Segment Start: EXCERPTED PASSAGE

I wouldn’t want to have to choose between the two, quite frankly. Because Dio fuckin’ rules generally speaking.
posted by mandolin conspiracy at 4:44 PM on February 13, 2020 [4 favorites]


Who has Headless Cross? Who had Headless Cross? I have Headless Cross.
posted by Jessica Savitch's Coke Spoon at 5:40 PM on February 13, 2020 [1 favorite]


Something about Live Evil. Wish they would have attempted The Wizard on their live album.
posted by Increase at 6:10 PM on February 13, 2020


I’ll suggest Bardo Pond for the earliest post-rock.
posted by sjswitzer at 6:42 PM on February 13, 2020


In the early 70s, I knew youngsters into heavy metal. Black Sabbath, especially. It was a culture, even in small towns. Not a happy one, but I may be misrembering things. Everyone has happy times. But the kids were indiscriminate in their drug/alcohol intake, and rebellious in a pretty amorphous manner. That sludgy trudgy sound was a product of the post-hippie world.
posted by kozad at 6:45 PM on February 13, 2020


The Cars? Somehow I feel like The Cars are accidentally the answer to this conundrum. WTF Ocasek? Was New Wave your fault? Slash legacy? Ack.

Segment End: EXCERPTED PASSAGE
Segment Start: INFORMATION GIVEN

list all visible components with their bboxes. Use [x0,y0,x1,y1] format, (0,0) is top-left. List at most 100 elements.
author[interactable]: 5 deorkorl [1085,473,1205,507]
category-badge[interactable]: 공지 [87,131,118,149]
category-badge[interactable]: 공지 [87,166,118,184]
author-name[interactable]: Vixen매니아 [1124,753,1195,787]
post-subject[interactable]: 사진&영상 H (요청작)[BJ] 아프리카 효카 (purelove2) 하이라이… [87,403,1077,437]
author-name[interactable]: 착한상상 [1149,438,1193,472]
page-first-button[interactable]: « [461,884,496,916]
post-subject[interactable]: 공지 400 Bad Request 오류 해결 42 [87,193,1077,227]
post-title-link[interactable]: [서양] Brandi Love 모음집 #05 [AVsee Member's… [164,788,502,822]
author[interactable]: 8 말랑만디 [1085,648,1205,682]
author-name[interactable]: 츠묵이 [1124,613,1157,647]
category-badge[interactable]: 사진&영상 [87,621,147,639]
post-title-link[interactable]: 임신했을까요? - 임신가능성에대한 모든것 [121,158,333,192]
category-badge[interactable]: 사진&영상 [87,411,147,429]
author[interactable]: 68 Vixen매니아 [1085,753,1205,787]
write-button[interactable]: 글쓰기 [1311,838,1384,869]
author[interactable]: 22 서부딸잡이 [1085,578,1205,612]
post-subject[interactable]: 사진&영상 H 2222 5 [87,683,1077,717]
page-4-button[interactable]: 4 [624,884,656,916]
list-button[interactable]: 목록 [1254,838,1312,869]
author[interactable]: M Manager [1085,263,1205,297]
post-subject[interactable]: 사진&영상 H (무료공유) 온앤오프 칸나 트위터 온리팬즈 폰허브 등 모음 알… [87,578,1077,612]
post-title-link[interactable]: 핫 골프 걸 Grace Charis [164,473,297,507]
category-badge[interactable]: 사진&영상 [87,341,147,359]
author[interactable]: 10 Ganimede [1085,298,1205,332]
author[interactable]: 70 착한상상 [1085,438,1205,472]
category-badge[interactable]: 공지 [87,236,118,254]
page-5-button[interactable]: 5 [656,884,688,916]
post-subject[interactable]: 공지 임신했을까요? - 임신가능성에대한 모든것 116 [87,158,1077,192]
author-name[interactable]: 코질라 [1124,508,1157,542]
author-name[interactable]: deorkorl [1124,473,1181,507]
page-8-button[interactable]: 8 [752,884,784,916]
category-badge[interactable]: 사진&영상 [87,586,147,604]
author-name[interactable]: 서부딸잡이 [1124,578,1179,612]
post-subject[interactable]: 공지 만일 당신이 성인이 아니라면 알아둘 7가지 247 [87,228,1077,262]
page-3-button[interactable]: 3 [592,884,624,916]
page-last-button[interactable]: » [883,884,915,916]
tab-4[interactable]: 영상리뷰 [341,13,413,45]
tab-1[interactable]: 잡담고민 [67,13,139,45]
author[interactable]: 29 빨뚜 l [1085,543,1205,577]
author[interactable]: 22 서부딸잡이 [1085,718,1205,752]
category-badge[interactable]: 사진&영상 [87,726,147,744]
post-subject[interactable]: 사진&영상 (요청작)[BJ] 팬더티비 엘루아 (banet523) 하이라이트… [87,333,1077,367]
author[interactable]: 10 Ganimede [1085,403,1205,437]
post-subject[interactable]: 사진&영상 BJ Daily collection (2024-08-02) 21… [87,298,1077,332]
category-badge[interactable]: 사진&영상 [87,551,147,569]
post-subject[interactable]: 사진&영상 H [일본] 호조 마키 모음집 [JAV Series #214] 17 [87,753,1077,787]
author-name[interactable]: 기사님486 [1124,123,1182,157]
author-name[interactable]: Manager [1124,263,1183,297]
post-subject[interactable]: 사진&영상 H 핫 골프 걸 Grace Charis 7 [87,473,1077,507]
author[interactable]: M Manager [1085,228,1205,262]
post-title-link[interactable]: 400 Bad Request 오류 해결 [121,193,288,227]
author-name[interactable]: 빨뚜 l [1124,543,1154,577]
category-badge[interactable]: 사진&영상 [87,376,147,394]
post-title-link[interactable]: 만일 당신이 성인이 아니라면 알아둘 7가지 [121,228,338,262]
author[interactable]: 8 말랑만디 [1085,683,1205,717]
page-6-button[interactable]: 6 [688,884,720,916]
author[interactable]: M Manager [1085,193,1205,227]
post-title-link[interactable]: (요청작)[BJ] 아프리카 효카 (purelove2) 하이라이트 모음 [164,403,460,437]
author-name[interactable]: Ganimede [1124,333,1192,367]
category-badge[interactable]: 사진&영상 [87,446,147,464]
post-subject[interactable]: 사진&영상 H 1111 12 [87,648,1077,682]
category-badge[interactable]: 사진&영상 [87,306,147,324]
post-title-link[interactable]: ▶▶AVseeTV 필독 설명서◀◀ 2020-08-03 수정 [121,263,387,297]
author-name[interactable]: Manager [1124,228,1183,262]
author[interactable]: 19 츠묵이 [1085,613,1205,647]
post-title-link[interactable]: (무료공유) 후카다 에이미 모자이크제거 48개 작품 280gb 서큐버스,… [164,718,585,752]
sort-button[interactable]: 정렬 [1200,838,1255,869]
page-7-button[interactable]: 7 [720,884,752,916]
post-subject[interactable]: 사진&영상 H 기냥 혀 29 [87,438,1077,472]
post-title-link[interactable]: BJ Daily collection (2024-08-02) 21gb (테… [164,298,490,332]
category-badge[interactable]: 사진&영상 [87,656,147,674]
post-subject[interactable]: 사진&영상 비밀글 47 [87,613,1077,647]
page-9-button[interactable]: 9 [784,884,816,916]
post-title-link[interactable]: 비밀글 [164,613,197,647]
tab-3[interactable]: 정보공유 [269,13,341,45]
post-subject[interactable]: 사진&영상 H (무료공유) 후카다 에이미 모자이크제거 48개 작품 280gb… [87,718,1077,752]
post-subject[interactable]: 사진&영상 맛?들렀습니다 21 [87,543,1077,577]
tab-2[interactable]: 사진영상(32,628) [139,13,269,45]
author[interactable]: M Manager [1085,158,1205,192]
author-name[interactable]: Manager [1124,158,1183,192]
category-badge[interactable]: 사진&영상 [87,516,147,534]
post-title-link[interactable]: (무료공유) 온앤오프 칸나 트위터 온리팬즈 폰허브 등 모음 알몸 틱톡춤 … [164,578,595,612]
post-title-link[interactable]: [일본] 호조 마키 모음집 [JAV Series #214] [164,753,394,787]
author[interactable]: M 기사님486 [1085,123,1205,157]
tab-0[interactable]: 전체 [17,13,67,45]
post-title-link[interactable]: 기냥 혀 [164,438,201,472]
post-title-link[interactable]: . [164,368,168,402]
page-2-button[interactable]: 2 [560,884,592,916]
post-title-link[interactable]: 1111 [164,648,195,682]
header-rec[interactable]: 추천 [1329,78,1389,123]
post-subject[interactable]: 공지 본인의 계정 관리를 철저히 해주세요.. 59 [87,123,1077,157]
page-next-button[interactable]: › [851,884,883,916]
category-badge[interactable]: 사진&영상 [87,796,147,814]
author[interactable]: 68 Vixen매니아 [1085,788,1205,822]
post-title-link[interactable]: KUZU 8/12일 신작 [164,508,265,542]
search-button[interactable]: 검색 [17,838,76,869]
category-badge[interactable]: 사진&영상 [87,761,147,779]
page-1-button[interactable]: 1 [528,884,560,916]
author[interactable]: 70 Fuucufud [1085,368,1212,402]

Segment End: INFORMATION GIVEN

• [EXERCISE DIRECTIONS]:
For each statement below, say whether it agrees with the comment thread above. Answer yes or no, and quote the words of the thread that decide it.
1. One commenter says they have Headless Cross.
2. A commenter says The Wizard was performed on the live album.
3. The commenter recalling the early 70s says heavy metal was a culture only in big cities.

• [ANSWER TO THIS TASK]:
1. Yes: "I have Headless Cross."
2. No: "Wish they would have attempted The Wizard on their live album."
3. No: "It was a culture, even in small towns."